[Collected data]

"""

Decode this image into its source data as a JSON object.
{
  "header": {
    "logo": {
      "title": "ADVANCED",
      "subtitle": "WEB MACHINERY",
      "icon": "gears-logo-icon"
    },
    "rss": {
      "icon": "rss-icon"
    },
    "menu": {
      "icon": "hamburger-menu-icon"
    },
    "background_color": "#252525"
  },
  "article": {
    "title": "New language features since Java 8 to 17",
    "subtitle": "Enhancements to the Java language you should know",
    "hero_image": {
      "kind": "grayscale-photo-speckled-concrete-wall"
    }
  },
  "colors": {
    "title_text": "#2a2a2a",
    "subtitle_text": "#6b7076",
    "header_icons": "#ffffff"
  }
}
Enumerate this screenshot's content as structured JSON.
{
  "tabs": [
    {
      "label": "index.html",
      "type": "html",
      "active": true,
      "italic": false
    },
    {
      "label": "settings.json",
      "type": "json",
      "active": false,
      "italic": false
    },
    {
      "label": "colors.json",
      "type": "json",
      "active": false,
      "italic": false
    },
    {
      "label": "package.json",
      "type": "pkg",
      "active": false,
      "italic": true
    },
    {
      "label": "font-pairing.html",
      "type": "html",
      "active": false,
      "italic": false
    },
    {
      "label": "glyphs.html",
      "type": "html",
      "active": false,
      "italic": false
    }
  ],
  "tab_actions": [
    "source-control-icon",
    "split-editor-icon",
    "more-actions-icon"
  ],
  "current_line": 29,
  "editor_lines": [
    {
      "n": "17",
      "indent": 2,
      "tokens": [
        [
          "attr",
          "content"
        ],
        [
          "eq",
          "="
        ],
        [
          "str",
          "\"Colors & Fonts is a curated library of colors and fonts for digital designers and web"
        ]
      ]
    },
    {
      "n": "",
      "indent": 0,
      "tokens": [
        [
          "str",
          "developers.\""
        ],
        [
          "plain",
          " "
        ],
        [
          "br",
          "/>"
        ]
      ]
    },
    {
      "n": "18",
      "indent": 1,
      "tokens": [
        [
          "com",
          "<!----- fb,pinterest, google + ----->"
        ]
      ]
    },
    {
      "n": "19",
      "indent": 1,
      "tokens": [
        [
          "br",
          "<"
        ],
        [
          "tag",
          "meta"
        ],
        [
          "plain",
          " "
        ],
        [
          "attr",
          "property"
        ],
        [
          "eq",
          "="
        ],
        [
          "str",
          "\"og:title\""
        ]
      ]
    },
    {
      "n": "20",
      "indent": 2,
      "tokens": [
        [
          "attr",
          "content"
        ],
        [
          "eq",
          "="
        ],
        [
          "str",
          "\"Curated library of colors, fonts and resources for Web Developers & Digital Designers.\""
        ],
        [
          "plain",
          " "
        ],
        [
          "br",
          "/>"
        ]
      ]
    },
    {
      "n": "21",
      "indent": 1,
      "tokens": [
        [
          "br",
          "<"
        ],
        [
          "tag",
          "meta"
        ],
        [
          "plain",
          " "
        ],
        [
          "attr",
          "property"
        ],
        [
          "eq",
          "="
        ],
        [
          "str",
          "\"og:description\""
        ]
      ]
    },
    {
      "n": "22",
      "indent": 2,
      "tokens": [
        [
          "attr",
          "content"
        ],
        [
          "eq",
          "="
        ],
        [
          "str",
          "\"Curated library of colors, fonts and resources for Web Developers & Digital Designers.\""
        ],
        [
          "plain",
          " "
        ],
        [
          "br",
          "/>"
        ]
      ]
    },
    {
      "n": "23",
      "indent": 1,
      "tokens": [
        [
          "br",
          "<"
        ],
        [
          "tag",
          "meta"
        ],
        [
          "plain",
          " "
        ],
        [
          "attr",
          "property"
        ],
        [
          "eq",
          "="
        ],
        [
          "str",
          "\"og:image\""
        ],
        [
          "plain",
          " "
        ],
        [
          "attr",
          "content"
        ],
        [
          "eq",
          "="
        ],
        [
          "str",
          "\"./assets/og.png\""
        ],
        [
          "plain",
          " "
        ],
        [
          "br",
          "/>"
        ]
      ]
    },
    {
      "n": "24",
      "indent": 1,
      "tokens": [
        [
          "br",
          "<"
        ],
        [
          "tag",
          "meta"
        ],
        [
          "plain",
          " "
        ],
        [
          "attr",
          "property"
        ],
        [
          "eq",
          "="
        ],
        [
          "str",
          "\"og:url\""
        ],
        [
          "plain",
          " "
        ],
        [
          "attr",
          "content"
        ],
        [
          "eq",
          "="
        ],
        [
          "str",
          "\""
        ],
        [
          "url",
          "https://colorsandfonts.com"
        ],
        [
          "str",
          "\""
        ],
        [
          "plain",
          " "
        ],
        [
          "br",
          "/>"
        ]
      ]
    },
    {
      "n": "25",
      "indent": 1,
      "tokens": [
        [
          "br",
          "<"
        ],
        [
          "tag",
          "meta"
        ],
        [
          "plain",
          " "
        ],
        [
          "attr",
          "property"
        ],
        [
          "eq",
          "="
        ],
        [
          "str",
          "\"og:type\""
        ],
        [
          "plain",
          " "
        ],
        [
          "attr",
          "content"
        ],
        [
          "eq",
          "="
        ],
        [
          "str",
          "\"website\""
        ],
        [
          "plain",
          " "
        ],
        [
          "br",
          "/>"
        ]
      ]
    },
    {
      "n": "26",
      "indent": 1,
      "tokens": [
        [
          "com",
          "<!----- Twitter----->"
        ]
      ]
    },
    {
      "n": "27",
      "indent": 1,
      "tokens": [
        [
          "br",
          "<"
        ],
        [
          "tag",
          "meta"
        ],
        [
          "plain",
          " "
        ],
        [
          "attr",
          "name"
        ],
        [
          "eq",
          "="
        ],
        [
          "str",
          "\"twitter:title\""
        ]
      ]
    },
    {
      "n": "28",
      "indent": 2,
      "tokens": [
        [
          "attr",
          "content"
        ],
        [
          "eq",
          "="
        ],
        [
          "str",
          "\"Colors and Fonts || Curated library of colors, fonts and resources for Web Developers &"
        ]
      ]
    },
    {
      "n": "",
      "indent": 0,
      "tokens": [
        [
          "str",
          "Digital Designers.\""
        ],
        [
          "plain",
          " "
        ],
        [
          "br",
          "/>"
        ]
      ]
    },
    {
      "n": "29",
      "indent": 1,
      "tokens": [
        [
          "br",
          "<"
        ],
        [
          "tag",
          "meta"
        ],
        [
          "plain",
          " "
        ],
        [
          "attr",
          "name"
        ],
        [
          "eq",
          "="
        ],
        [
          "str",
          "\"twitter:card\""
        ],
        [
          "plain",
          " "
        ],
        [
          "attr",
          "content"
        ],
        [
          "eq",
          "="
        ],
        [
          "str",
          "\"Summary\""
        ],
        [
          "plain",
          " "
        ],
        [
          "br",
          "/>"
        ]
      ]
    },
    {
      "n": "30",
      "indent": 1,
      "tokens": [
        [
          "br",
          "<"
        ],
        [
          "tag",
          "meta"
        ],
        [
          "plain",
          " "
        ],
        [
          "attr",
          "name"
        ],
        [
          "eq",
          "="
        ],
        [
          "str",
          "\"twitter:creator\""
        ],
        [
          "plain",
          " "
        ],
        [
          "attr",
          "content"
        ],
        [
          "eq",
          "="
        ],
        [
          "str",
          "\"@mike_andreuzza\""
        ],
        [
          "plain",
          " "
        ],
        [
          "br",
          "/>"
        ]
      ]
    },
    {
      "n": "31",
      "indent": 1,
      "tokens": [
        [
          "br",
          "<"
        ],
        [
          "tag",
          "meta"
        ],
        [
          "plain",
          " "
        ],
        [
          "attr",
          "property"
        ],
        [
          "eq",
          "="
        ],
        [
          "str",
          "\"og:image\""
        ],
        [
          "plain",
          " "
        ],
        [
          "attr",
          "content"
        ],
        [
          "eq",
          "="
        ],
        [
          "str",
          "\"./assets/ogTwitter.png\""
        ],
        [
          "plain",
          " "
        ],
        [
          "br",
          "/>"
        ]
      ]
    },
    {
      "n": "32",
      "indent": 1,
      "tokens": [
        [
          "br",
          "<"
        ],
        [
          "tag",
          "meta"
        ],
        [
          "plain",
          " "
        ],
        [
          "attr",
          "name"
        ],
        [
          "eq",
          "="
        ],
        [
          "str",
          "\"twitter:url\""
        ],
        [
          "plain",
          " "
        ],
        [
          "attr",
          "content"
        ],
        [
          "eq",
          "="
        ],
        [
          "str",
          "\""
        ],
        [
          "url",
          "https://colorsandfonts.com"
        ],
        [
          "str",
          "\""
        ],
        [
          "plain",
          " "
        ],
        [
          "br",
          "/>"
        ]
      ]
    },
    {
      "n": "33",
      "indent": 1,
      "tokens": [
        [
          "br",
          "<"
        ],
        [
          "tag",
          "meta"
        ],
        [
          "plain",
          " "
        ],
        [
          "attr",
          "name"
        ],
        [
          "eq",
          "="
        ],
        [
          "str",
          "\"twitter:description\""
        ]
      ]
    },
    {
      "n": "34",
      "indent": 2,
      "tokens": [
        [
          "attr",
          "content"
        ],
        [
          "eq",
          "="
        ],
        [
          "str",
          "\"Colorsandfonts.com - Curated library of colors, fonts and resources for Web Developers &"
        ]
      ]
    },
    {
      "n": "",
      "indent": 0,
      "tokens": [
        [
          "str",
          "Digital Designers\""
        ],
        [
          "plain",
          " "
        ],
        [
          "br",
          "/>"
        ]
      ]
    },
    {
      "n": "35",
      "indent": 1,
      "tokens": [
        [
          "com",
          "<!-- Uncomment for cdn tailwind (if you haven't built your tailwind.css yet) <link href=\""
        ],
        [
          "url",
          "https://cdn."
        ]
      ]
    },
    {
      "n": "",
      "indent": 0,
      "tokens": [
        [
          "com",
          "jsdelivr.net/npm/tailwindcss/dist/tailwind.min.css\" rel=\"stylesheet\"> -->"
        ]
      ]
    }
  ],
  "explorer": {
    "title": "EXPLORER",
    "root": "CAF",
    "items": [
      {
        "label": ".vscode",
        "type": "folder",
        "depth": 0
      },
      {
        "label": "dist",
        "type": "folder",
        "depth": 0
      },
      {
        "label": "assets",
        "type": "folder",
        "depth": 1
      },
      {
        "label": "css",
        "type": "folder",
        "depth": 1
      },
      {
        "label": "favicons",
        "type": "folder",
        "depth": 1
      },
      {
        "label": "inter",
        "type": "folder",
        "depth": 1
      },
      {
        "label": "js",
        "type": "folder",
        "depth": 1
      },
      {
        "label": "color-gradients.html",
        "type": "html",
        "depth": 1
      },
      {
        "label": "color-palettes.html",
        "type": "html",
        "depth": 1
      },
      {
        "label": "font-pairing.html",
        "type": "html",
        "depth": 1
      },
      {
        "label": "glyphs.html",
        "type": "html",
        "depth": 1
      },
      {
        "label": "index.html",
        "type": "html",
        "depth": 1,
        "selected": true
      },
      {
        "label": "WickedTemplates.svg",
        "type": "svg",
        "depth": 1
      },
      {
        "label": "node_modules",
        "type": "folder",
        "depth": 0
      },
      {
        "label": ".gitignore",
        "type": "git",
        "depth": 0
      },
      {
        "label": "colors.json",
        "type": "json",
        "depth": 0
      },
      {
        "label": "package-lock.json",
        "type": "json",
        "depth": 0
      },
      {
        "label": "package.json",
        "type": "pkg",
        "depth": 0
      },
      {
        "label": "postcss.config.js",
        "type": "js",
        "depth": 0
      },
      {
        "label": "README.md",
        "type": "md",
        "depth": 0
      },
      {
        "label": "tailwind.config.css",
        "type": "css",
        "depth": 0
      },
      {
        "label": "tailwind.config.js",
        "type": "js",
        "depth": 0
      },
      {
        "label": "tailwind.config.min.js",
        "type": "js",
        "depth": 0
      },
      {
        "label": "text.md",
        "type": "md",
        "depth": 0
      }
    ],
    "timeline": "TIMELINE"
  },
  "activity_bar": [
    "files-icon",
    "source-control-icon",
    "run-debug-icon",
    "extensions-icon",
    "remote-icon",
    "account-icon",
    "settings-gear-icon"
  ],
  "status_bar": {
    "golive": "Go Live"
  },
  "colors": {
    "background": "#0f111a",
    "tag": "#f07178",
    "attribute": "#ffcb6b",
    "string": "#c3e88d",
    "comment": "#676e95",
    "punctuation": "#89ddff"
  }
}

"""

▶ **Exercise objective**:
Which lines in the listing above hold the word "pairing"? Show each of them.

▶ **Written solution**:
      "label": "font-pairing.html",
        "label": "font-pairing.html",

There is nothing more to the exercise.